━━ Excerpt to read
Maybe in this season...my destiny (or density) is in question. Because I feel undone.

So. Then we come back to the clearly needed prayer of  "Fix it, Jesus, fix it."

And as I was doing all this thinking (worrying, kvetching, sulking, stressing out) yesterday,
I was struck by the thought (HOLY SPIRIT, IS THAT YOU?)
that Jesus may not be that concerned about altering my circumstances.
Of course, there are moments in time when yes, absolutely,
in order to bring hope or healing or change that
He shifts the earth on its axis to change the course of my life
(marriage, motherhood, speaking in public, teaching middle school, anyone?)

But mostly, in the ordinary every day scheme of things?

He is using my circumstances to shape my soul.
Those rough uneven edges of my life are whittling away all pretenses and pride.
I am in desperate need of a Savior...and it shows.

The pressure of work and home and church and parenting are squeezing me.
What is coming out? Apparently some anger, discontentment, and a hearty helping of sarcasm.
I get snarky when life feels tight and overwhelming.

And the people that surround me? Jesus has them there to show me who I am.
I see my life mirrored in their eyes.
Am I loving? Am I forgiving? Am I gentle with my words? Am I ushering in hope and peace?
I don't know.
What are my people saying? How are they feeling around me? 
Is Jesus spilling out of me when life is cracking open my heart?
Maybe. Sometimes. Possibly not yesterday.

These pressures and hard places and impossible challenges...this life that I am living...
Jesus doesn't want to "fix it."

He is fixing....me.
With love and hope and prodding and prying and some uncomfortable situations.
He is allowing this world and all of its imperfectness to rub against my hopes and dreams
and reveal my destiny.
━━━━
━━ Data excerpts
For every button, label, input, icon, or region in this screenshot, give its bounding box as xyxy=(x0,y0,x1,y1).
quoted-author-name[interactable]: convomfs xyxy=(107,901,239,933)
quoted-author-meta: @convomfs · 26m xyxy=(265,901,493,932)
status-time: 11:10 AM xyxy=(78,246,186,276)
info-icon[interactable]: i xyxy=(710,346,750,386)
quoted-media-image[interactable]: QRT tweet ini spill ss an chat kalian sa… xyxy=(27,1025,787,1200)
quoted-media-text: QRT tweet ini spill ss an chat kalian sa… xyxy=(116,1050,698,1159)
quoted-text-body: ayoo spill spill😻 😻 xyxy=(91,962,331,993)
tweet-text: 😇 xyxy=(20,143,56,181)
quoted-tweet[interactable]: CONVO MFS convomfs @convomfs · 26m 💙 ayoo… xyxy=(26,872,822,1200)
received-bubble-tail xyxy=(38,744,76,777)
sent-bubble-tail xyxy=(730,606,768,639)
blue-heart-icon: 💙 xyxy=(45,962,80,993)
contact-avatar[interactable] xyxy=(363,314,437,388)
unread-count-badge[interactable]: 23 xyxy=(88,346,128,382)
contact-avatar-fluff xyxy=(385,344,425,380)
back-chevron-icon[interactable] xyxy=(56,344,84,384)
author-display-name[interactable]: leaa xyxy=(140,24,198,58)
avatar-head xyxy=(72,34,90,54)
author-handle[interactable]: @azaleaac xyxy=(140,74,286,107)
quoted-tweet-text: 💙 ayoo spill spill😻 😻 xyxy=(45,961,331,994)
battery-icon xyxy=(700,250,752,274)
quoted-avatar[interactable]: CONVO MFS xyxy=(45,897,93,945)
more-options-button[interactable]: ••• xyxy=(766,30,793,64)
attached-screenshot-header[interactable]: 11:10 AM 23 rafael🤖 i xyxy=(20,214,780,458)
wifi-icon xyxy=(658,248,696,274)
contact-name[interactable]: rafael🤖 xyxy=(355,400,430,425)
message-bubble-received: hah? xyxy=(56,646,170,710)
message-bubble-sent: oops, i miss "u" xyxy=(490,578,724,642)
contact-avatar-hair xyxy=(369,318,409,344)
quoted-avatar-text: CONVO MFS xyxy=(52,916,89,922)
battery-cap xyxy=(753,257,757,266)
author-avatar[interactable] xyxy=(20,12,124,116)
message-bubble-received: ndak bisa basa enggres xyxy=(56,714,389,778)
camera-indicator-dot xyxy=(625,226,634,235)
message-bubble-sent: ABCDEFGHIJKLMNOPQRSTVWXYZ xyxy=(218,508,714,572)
━━━━
In the reflection, what does the writer say happens when life feels tight and overwhelming? The listing has no connection to the reflection above it.

▶ Response area
The writer gets snarky.